(Data records)
(begin)
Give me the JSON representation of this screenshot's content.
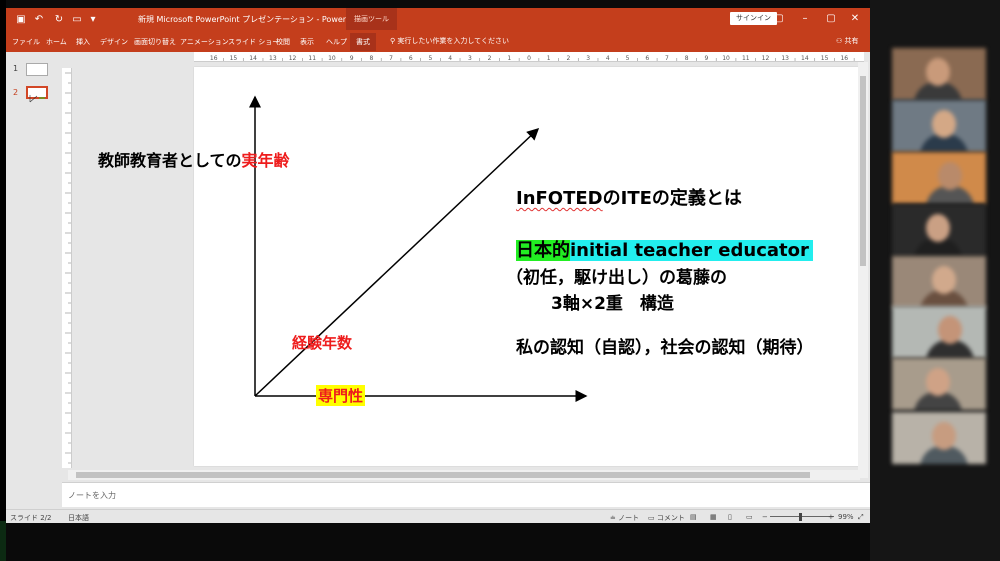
{
  "window": {
    "title": "新規 Microsoft PowerPoint プレゼンテーション - PowerPoint",
    "context_tab_group": "描画ツール",
    "signin_label": "サインイン",
    "qa_icons": [
      "save-icon",
      "undo-icon",
      "redo-icon",
      "start-slideshow-icon",
      "customize-icon"
    ]
  },
  "ribbon": {
    "tabs": [
      "ファイル",
      "ホーム",
      "挿入",
      "デザイン",
      "画面切り替え",
      "アニメーション",
      "スライド ショー",
      "校閲",
      "表示",
      "ヘルプ",
      "書式"
    ],
    "active_tab": "書式",
    "search_placeholder": "実行したい作業を入力してください",
    "share_label": "共有"
  },
  "thumbnails": {
    "items": [
      {
        "number": "1",
        "selected": false
      },
      {
        "number": "2",
        "selected": true
      }
    ]
  },
  "ruler": {
    "labels": [
      "16",
      "15",
      "14",
      "13",
      "12",
      "11",
      "10",
      "9",
      "8",
      "7",
      "6",
      "5",
      "4",
      "3",
      "2",
      "1",
      "0",
      "1",
      "2",
      "3",
      "4",
      "5",
      "6",
      "7",
      "8",
      "9",
      "10",
      "11",
      "12",
      "13",
      "14",
      "15",
      "16"
    ]
  },
  "slide": {
    "title_left_prefix": "教師教育者としての",
    "title_left_red": "実年齢",
    "label_experience": "経験年数",
    "label_expertise": "専門性",
    "heading_prefix": "InFOTED",
    "heading_suffix": "のITEの定義とは",
    "line1_green": "日本的",
    "line1_cyan": "initial teacher educator",
    "line2": "（初任，駆け出し）の葛藤の",
    "line3": "3軸×2重　構造",
    "line4": "私の認知（自認），社会の認知（期待）"
  },
  "notes": {
    "placeholder": "ノートを入力"
  },
  "status": {
    "slide_indicator": "スライド 2/2",
    "language": "日本語",
    "notes_label": "ノート",
    "comments_label": "コメント",
    "zoom": "99%"
  },
  "gallery": {
    "participants": [
      {
        "bg": "#8a6a52"
      },
      {
        "bg": "#6f7a84"
      },
      {
        "bg": "#d08a4a"
      },
      {
        "bg": "#2a2a2a"
      },
      {
        "bg": "#9a8878"
      },
      {
        "bg": "#b4b8b4"
      },
      {
        "bg": "#a89c8c"
      },
      {
        "bg": "#b8b2a8"
      }
    ]
  }
}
(end)
Reproduce the entries above word for word. Pictures stay out.

Give me the JSON representation of this screenshot's content.
{
  "window": {
    "title": "新規 Microsoft PowerPoint プレゼンテーション - PowerPoint",
    "context_tab_group": "描画ツール",
    "signin_label": "サインイン",
    "qa_icons": [
      "save-icon",
      "undo-icon",
      "redo-icon",
      "start-slideshow-icon",
      "customize-icon"
    ]
  },
  "ribbon": {
    "tabs": [
      "ファイル",
      "ホーム",
      "挿入",
      "デザイン",
      "画面切り替え",
      "アニメーション",
      "スライド ショー",
      "校閲",
      "表示",
      "ヘルプ",
      "書式"
    ],
    "active_tab": "書式",
    "search_placeholder": "実行したい作業を入力してください",
    "share_label": "共有"
  },
  "thumbnails": {
    "items": [
      {
        "number": "1",
        "selected": false
      },
      {
        "number": "2",
        "selected": true
      }
    ]
  },
  "ruler": {
    "labels": [
      "16",
      "15",
      "14",
      "13",
      "12",
      "11",
      "10",
      "9",
      "8",
      "7",
      "6",
      "5",
      "4",
      "3",
      "2",
      "1",
      "0",
      "1",
      "2",
      "3",
      "4",
      "5",
      "6",
      "7",
      "8",
      "9",
      "10",
      "11",
      "12",
      "13",
      "14",
      "15",
      "16"
    ]
  },
  "slide": {
    "title_left_prefix": "教師教育者としての",
    "title_left_red": "実年齢",
    "label_experience": "経験年数",
    "label_expertise": "専門性",
    "heading_prefix": "InFOTED",
    "heading_suffix": "のITEの定義とは",
    "line1_green": "日本的",
    "line1_cyan": "initial teacher educator",
    "line2": "（初任，駆け出し）の葛藤の",
    "line3": "3軸×2重　構造",
    "line4": "私の認知（自認），社会の認知（期待）"
  },
  "notes": {
    "placeholder": "ノートを入力"
  },
  "status": {
    "slide_indicator": "スライド 2/2",
    "language": "日本語",
    "notes_label": "ノート",
    "comments_label": "コメント",
    "zoom": "99%"
  },
  "gallery": {
    "participants": [
      {
        "bg": "#8a6a52"
      },
      {
        "bg": "#6f7a84"
      },
      {
        "bg": "#d08a4a"
      },
      {
        "bg": "#2a2a2a"
      },
      {
        "bg": "#9a8878"
      },
      {
        "bg": "#b4b8b4"
      },
      {
        "bg": "#a89c8c"
      },
      {
        "bg": "#b8b2a8"
      }
    ]
  }
}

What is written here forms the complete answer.